> [Text passage]
● ● ● ●
On some non-admitted insurance, the overseas insurer may be responsible for the taxes, albeit with the requirement to appoint a tax agent or representative. Tax representatives can be held jointly and severally liable for taxes due, and therefore may require higher fees or even a bond to cover this risk.

The presence of a local broker can also impact the cost of the tax, and in some instances assumes the responsibility for reporting and settlement.

Compliance obligations can also fall to the policyholder. In the US, a local insured is required to file and settle any self-procurement tax and may indeed need support in filing taxes that could be new and unknown to them.

Financial Interest Clauses

Financial interest clauses (FINC) continue to divide opinion, and within the market there are different views and approaches on their use, enabling a parent company to insure its financial interest in its subsidiary’s loss where no local policy is issued. Effectively, the loss suffered by the subsidiary causes a reduction in the value of the parent company’s financial interest in the subsidiary.

The most likely tax treatment is that the IPT regime in the parent’s domicile is applied. This location can have a big impact on the cost here – a Finnish parent company would see IPT of 24% applied, whereas a Luxembourg-based parent could see this drop to 4%.

We say ‘likely’ – from an IPT perspective this structure is not explicitly mentioned in any IPT legislation that we are aware of, nor does tax office guidance specifically address the scenario. We have seen very limited case law on the subject, but it is an area that tax officers are starting to consider.
● ● ● ●
> [Data segment]
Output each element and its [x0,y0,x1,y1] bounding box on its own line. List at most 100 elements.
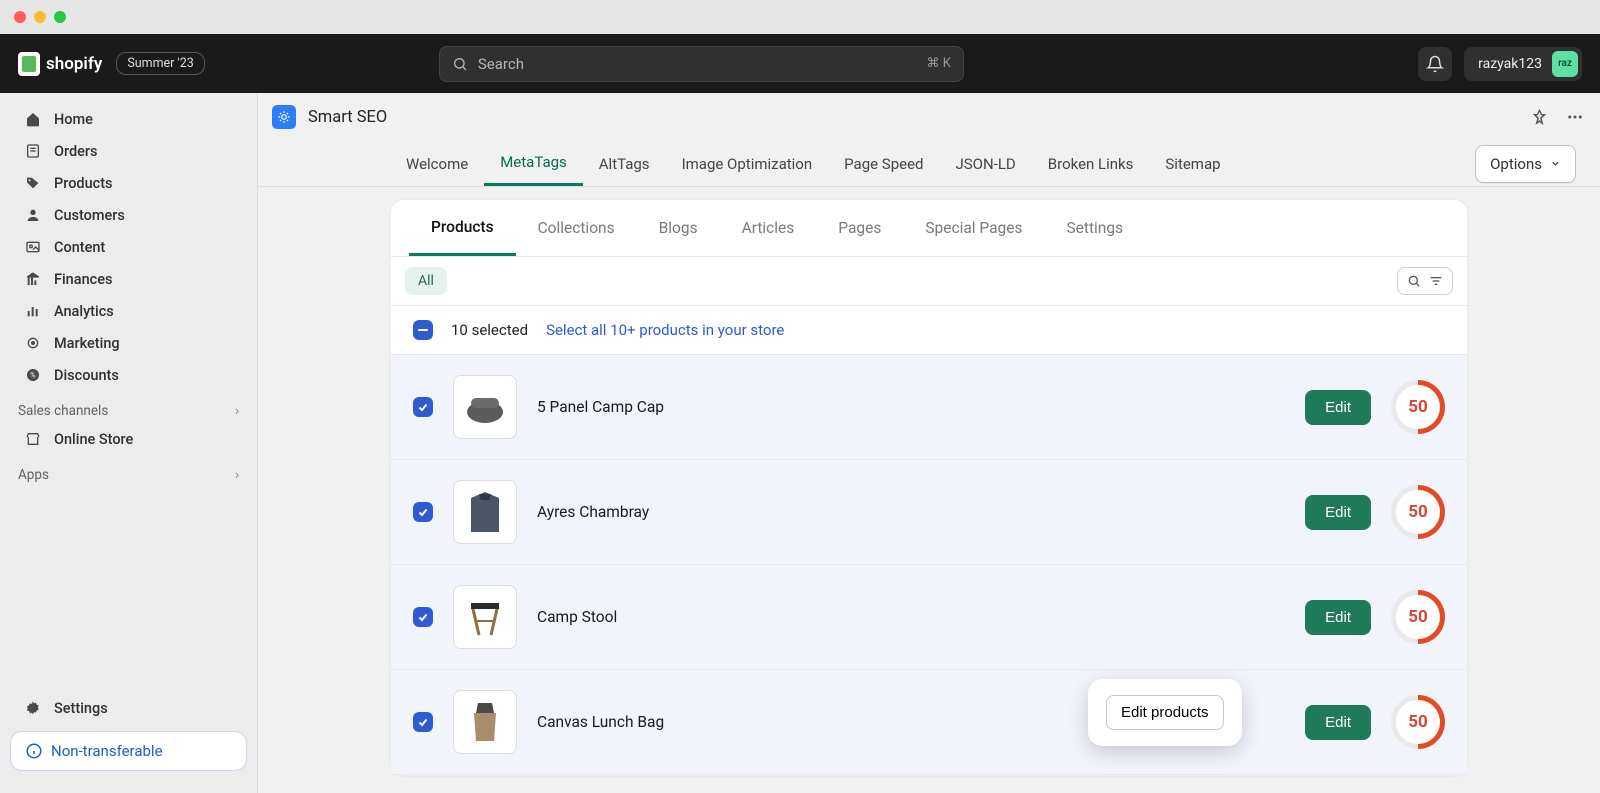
● ● ● ●
> [Exercise requirements]
1. In the text on insurance tax, what IPT rate would a Finnish parent company see applied?
2. Write out part of the text on insurance tax: begin at the words "On some non-admitted" and stop after the words "reporting and settlement.".
The lines have no connection to the text on insurance tax.

> [Results of the tasks]
1. 24%

2.
On some non-admitted insurance, the overseas insurer may be responsible for the taxes, albeit with the requirement to appoint a tax agent or representative. Tax representatives can be held jointly and severally liable for taxes due, and therefore may require higher fees or even a bond to cover this risk.

The presence of a local broker can also impact the cost of the tax, and in some instances assumes the responsibility for reporting and settlement.